Your instructions
Look through the data below and work out how many lines contain the string "dash". Give the number alone.

Provided records

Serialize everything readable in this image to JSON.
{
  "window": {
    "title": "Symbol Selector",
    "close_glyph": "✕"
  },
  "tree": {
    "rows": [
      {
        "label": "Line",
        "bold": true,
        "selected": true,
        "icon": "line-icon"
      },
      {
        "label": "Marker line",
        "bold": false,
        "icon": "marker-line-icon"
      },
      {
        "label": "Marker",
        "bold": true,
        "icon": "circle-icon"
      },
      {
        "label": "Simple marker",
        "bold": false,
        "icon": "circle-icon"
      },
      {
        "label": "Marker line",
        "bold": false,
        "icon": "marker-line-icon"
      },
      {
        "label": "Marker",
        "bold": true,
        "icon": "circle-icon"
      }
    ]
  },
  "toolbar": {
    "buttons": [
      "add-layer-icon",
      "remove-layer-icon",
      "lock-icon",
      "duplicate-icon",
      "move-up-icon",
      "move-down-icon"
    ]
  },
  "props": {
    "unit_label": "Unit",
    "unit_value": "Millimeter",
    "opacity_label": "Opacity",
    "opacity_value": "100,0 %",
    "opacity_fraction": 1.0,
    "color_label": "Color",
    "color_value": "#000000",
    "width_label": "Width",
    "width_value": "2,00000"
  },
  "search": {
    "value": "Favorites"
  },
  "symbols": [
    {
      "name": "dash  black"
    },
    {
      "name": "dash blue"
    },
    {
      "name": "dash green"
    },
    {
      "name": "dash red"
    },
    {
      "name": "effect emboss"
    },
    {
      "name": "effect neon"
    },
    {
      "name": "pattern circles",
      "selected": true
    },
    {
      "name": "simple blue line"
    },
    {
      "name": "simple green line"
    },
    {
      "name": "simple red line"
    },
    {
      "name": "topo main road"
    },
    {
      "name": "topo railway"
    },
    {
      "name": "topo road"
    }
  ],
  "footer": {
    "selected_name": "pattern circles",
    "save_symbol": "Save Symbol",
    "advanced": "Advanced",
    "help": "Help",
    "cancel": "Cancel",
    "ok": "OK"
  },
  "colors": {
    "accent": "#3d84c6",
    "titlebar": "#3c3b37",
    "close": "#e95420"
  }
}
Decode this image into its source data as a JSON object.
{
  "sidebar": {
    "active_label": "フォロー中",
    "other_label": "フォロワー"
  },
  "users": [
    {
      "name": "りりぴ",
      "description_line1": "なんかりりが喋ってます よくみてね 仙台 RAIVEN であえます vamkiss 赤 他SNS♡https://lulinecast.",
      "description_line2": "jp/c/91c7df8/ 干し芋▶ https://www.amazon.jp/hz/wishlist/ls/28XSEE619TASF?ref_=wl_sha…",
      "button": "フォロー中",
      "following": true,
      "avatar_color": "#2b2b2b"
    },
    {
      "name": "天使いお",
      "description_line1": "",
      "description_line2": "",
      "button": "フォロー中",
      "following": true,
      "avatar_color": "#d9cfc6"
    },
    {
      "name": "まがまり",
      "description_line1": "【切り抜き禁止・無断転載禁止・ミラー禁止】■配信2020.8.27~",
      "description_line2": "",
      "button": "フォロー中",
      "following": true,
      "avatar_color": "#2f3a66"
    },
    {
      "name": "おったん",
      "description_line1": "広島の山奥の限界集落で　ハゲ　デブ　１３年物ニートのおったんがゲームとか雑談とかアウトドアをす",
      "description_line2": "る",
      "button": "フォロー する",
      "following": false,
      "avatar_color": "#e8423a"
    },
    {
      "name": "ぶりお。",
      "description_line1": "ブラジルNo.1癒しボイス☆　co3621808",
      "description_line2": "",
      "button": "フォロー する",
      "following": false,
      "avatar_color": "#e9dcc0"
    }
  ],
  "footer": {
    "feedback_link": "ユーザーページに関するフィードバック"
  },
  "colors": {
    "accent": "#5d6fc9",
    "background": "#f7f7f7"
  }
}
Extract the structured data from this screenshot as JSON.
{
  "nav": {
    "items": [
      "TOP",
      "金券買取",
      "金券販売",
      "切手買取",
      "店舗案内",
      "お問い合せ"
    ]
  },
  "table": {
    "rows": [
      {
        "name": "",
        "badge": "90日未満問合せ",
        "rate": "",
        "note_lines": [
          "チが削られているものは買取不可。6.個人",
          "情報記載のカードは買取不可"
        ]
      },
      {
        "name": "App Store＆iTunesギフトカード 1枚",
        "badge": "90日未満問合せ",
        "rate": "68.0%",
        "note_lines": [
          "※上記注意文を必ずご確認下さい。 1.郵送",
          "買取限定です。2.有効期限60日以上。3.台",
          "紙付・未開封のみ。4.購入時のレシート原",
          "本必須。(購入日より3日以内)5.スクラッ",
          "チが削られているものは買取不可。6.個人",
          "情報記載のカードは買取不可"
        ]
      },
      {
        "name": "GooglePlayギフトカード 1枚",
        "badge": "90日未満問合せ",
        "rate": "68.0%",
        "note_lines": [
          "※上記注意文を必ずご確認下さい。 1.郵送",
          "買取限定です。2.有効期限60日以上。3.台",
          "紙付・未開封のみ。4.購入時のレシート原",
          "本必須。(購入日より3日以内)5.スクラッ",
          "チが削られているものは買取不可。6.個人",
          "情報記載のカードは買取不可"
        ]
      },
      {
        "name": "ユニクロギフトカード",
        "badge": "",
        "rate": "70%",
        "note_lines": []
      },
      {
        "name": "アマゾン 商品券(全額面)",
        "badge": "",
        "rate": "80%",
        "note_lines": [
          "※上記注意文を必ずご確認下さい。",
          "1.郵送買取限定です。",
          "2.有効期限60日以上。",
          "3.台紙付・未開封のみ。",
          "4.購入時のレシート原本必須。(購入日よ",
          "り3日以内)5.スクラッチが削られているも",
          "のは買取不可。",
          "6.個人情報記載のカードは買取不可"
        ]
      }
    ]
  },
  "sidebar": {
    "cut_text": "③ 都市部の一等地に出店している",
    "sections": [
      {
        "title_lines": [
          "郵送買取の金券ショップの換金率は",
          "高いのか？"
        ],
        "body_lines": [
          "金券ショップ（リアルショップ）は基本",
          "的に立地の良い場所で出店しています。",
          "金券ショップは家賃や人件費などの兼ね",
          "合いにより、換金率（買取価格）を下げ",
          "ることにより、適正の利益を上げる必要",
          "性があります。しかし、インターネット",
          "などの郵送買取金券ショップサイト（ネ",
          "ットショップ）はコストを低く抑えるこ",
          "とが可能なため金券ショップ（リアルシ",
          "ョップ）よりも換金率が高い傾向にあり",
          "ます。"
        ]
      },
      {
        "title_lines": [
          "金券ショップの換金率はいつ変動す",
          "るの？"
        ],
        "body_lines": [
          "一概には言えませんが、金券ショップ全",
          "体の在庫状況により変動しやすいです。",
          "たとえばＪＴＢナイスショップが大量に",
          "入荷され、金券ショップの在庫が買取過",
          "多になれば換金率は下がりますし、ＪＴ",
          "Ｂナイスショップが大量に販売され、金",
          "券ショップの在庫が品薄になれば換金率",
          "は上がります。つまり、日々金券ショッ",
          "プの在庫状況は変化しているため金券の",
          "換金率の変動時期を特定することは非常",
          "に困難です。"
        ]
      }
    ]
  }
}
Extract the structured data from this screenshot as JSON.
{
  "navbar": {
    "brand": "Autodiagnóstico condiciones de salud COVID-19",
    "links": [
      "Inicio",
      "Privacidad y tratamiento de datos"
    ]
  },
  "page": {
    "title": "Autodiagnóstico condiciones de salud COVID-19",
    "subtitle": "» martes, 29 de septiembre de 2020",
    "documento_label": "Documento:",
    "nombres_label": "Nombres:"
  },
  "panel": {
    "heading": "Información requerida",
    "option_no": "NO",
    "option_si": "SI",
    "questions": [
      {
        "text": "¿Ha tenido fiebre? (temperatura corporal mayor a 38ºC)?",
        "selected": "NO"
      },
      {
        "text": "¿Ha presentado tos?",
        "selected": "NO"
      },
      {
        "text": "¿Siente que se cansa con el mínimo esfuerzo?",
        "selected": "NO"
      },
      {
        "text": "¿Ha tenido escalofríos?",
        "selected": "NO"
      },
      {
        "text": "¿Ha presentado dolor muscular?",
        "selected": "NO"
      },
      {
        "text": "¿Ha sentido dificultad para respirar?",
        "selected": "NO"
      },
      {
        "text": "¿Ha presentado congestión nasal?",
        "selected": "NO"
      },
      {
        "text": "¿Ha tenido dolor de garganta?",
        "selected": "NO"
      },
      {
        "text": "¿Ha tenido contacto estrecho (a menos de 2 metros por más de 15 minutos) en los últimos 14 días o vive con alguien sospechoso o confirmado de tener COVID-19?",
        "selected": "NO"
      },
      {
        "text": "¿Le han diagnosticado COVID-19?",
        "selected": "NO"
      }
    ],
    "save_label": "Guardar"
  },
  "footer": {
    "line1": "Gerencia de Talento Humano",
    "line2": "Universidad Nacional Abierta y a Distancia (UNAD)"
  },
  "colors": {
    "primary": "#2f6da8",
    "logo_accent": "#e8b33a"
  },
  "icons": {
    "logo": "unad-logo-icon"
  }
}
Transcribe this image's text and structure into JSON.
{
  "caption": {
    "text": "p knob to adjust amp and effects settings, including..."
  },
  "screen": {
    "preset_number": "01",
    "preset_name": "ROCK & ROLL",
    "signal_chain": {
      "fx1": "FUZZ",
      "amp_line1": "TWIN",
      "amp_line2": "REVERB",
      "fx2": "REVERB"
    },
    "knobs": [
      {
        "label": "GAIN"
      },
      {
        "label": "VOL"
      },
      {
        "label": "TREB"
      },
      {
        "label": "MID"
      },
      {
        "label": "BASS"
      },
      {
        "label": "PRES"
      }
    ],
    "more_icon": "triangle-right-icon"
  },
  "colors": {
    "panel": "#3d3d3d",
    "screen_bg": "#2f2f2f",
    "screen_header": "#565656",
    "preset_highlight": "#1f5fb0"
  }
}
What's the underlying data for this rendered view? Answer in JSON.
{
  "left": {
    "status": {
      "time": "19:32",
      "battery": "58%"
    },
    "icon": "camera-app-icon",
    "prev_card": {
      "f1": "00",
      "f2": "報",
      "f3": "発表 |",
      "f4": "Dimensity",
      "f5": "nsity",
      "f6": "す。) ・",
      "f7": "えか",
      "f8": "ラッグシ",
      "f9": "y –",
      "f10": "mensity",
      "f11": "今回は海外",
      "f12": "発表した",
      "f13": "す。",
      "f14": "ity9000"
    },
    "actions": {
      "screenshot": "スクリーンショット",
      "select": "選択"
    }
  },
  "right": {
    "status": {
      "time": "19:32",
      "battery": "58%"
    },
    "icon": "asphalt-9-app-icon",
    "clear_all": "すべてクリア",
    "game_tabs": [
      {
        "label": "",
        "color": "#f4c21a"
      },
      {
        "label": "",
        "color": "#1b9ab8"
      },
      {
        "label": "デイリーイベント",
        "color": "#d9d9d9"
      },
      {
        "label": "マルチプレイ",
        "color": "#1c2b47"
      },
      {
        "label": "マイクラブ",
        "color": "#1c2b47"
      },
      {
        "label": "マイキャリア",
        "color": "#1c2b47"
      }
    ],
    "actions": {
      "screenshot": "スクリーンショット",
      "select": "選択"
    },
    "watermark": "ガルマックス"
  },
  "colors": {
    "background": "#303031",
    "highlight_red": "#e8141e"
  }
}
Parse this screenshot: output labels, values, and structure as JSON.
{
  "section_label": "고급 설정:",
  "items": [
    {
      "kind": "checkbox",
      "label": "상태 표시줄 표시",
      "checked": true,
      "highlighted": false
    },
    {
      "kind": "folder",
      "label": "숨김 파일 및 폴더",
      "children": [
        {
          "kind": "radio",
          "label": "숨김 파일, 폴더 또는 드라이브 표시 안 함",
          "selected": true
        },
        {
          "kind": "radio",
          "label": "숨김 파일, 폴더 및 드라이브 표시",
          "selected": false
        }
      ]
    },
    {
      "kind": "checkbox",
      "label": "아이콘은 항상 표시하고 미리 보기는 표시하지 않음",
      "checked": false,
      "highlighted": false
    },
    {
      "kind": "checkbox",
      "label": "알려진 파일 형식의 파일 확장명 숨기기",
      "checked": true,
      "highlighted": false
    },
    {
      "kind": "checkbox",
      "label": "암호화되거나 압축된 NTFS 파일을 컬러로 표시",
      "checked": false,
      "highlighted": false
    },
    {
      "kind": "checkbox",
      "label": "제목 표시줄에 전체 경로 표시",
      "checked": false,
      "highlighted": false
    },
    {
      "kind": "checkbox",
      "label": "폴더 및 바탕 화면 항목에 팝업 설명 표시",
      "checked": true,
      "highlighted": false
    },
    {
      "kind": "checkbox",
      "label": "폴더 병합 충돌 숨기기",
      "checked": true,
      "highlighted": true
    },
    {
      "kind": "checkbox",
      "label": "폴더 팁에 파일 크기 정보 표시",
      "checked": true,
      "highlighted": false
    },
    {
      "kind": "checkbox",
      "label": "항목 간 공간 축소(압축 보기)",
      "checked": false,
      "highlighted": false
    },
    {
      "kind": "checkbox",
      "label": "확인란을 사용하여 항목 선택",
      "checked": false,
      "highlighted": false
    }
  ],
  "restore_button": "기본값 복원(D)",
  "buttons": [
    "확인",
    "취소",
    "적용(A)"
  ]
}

Correct response
4